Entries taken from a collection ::

◇ ◇ ◇ ◇ ◇ ◇ ◇

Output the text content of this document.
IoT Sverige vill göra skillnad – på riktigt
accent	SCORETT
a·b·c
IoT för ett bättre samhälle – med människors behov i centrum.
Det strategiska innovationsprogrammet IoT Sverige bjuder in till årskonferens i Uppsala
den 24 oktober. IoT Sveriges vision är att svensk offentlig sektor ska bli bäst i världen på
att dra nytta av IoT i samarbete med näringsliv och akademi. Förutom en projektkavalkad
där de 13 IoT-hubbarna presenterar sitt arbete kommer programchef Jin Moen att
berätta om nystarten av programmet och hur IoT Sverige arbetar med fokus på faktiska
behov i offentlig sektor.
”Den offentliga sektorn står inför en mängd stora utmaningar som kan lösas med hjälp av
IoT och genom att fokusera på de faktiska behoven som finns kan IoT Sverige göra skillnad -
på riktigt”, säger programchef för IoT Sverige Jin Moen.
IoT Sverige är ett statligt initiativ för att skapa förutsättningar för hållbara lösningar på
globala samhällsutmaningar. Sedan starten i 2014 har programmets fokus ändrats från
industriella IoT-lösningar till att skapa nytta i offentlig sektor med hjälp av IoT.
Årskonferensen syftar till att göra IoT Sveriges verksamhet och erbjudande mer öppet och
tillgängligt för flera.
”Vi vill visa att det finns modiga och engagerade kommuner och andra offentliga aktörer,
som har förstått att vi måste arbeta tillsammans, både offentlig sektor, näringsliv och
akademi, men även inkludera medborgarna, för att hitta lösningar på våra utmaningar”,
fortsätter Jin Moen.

◇ ◇ ◇ ◇ ◇ ◇ ◇

Required action :: Could you transcribe each entry exactly as it stands?

Task solution ::
Output the text content of this document.
IoT Sverige vill göra skillnad – på riktigt
accent	SCORETT
a·b·c
IoT för ett bättre samhälle – med människors behov i centrum.
Det strategiska innovationsprogrammet IoT Sverige bjuder in till årskonferens i Uppsala
den 24 oktober. IoT Sveriges vision är att svensk offentlig sektor ska bli bäst i världen på
att dra nytta av IoT i samarbete med näringsliv och akademi. Förutom en projektkavalkad
där de 13 IoT-hubbarna presenterar sitt arbete kommer programchef Jin Moen att
berätta om nystarten av programmet och hur IoT Sverige arbetar med fokus på faktiska
behov i offentlig sektor.
”Den offentliga sektorn står inför en mängd stora utmaningar som kan lösas med hjälp av
IoT och genom att fokusera på de faktiska behoven som finns kan IoT Sverige göra skillnad -
på riktigt”, säger programchef för IoT Sverige Jin Moen.
IoT Sverige är ett statligt initiativ för att skapa förutsättningar för hållbara lösningar på
globala samhällsutmaningar. Sedan starten i 2014 har programmets fokus ändrats från
industriella IoT-lösningar till att skapa nytta i offentlig sektor med hjälp av IoT.
Årskonferensen syftar till att göra IoT Sveriges verksamhet och erbjudande mer öppet och
tillgängligt för flera.
”Vi vill visa att det finns modiga och engagerade kommuner och andra offentliga aktörer,
som har förstått att vi måste arbeta tillsammans, både offentlig sektor, näringsliv och
akademi, men även inkludera medborgarna, för att hitta lösningar på våra utmaningar”,
fortsätter Jin Moen.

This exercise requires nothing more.